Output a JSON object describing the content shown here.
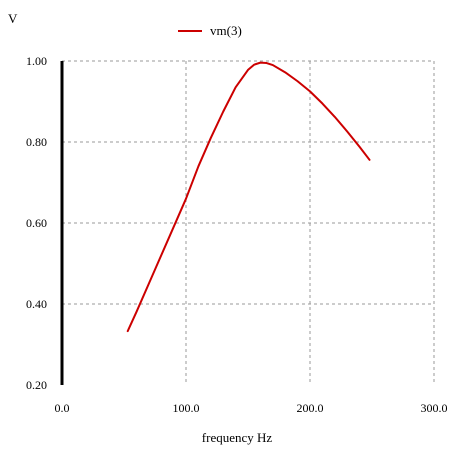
{
  "chart_data": {
    "type": "line",
    "title": "",
    "xlabel": "frequency Hz",
    "ylabel": "V",
    "xlim": [
      0,
      300
    ],
    "ylim": [
      0.2,
      1.0
    ],
    "x_ticks": [
      "0.0",
      "100.0",
      "200.0",
      "300.0"
    ],
    "y_ticks": [
      "0.20",
      "0.40",
      "0.60",
      "0.80",
      "1.00"
    ],
    "grid": true,
    "legend_position": "top-center",
    "series": [
      {
        "name": "vm(3)",
        "color": "#cc0000",
        "x": [
          53,
          60,
          70,
          80,
          90,
          100,
          110,
          120,
          130,
          140,
          150,
          155,
          160,
          165,
          170,
          180,
          190,
          200,
          210,
          220,
          230,
          240,
          248
        ],
        "y": [
          0.333,
          0.38,
          0.45,
          0.52,
          0.59,
          0.66,
          0.74,
          0.81,
          0.875,
          0.935,
          0.978,
          0.991,
          0.996,
          0.995,
          0.99,
          0.972,
          0.95,
          0.925,
          0.895,
          0.862,
          0.826,
          0.788,
          0.756
        ]
      }
    ]
  }
}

============

Please write out all of the material above without changing a word, and omit any pictures.

(ANSWER)
Output a JSON object describing the content shown here.
{
  "chart_data": {
    "type": "line",
    "title": "",
    "xlabel": "frequency Hz",
    "ylabel": "V",
    "xlim": [
      0,
      300
    ],
    "ylim": [
      0.2,
      1.0
    ],
    "x_ticks": [
      "0.0",
      "100.0",
      "200.0",
      "300.0"
    ],
    "y_ticks": [
      "0.20",
      "0.40",
      "0.60",
      "0.80",
      "1.00"
    ],
    "grid": true,
    "legend_position": "top-center",
    "series": [
      {
        "name": "vm(3)",
        "color": "#cc0000",
        "x": [
          53,
          60,
          70,
          80,
          90,
          100,
          110,
          120,
          130,
          140,
          150,
          155,
          160,
          165,
          170,
          180,
          190,
          200,
          210,
          220,
          230,
          240,
          248
        ],
        "y": [
          0.333,
          0.38,
          0.45,
          0.52,
          0.59,
          0.66,
          0.74,
          0.81,
          0.875,
          0.935,
          0.978,
          0.991,
          0.996,
          0.995,
          0.99,
          0.972,
          0.95,
          0.925,
          0.895,
          0.862,
          0.826,
          0.788,
          0.756
        ]
      }
    ]
  }
}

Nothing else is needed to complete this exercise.